● WRITTEN TASK: Each line that follows is to be retyped exactly.

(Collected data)
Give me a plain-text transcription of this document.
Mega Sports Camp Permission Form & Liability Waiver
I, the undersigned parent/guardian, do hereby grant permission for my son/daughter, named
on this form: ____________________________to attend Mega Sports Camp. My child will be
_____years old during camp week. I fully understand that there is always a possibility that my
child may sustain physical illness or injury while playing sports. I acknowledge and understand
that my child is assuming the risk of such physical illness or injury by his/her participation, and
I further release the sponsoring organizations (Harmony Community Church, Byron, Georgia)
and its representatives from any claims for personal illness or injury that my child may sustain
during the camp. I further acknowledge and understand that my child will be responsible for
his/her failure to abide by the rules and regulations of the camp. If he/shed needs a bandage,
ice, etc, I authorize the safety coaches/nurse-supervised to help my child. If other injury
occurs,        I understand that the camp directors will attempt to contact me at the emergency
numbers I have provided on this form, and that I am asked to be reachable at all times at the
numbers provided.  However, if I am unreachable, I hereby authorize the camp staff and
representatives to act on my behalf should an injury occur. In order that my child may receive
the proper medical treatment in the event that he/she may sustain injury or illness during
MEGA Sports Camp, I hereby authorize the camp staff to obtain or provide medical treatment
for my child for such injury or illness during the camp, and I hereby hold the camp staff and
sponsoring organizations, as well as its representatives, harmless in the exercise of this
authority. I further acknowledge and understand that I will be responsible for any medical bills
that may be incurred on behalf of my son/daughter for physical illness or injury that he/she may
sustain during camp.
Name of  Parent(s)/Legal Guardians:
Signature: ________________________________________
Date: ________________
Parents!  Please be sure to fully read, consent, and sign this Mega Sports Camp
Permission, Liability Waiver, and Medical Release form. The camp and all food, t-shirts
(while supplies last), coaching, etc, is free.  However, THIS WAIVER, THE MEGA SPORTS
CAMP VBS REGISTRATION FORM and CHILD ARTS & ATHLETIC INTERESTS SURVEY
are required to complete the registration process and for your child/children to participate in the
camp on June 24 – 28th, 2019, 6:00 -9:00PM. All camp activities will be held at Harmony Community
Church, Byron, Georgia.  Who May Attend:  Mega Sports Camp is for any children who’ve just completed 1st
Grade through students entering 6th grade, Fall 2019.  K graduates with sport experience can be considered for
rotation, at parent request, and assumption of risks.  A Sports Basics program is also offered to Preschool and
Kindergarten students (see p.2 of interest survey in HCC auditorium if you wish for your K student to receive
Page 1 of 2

● TASK RESPONSE:
Give me a plain-text transcription of this document.
Mega Sports Camp Permission Form & Liability Waiver
I, the undersigned parent/guardian, do hereby grant permission for my son/daughter, named
on this form: ____________________________to attend Mega Sports Camp. My child will be
_____years old during camp week. I fully understand that there is always a possibility that my
child may sustain physical illness or injury while playing sports. I acknowledge and understand
that my child is assuming the risk of such physical illness or injury by his/her participation, and
I further release the sponsoring organizations (Harmony Community Church, Byron, Georgia)
and its representatives from any claims for personal illness or injury that my child may sustain
during the camp. I further acknowledge and understand that my child will be responsible for
his/her failure to abide by the rules and regulations of the camp. If he/shed needs a bandage,
ice, etc, I authorize the safety coaches/nurse-supervised to help my child. If other injury
occurs,        I understand that the camp directors will attempt to contact me at the emergency
numbers I have provided on this form, and that I am asked to be reachable at all times at the
numbers provided.  However, if I am unreachable, I hereby authorize the camp staff and
representatives to act on my behalf should an injury occur. In order that my child may receive
the proper medical treatment in the event that he/she may sustain injury or illness during
MEGA Sports Camp, I hereby authorize the camp staff to obtain or provide medical treatment
for my child for such injury or illness during the camp, and I hereby hold the camp staff and
sponsoring organizations, as well as its representatives, harmless in the exercise of this
authority. I further acknowledge and understand that I will be responsible for any medical bills
that may be incurred on behalf of my son/daughter for physical illness or injury that he/she may
sustain during camp.
Name of  Parent(s)/Legal Guardians:
Signature: ________________________________________
Date: ________________
Parents!  Please be sure to fully read, consent, and sign this Mega Sports Camp
Permission, Liability Waiver, and Medical Release form. The camp and all food, t-shirts
(while supplies last), coaching, etc, is free.  However, THIS WAIVER, THE MEGA SPORTS
CAMP VBS REGISTRATION FORM and CHILD ARTS & ATHLETIC INTERESTS SURVEY
are required to complete the registration process and for your child/children to participate in the
camp on June 24 – 28th, 2019, 6:00 -9:00PM. All camp activities will be held at Harmony Community
Church, Byron, Georgia.  Who May Attend:  Mega Sports Camp is for any children who’ve just completed 1st
Grade through students entering 6th grade, Fall 2019.  K graduates with sport experience can be considered for
rotation, at parent request, and assumption of risks.  A Sports Basics program is also offered to Preschool and
Kindergarten students (see p.2 of interest survey in HCC auditorium if you wish for your K student to receive
Page 1 of 2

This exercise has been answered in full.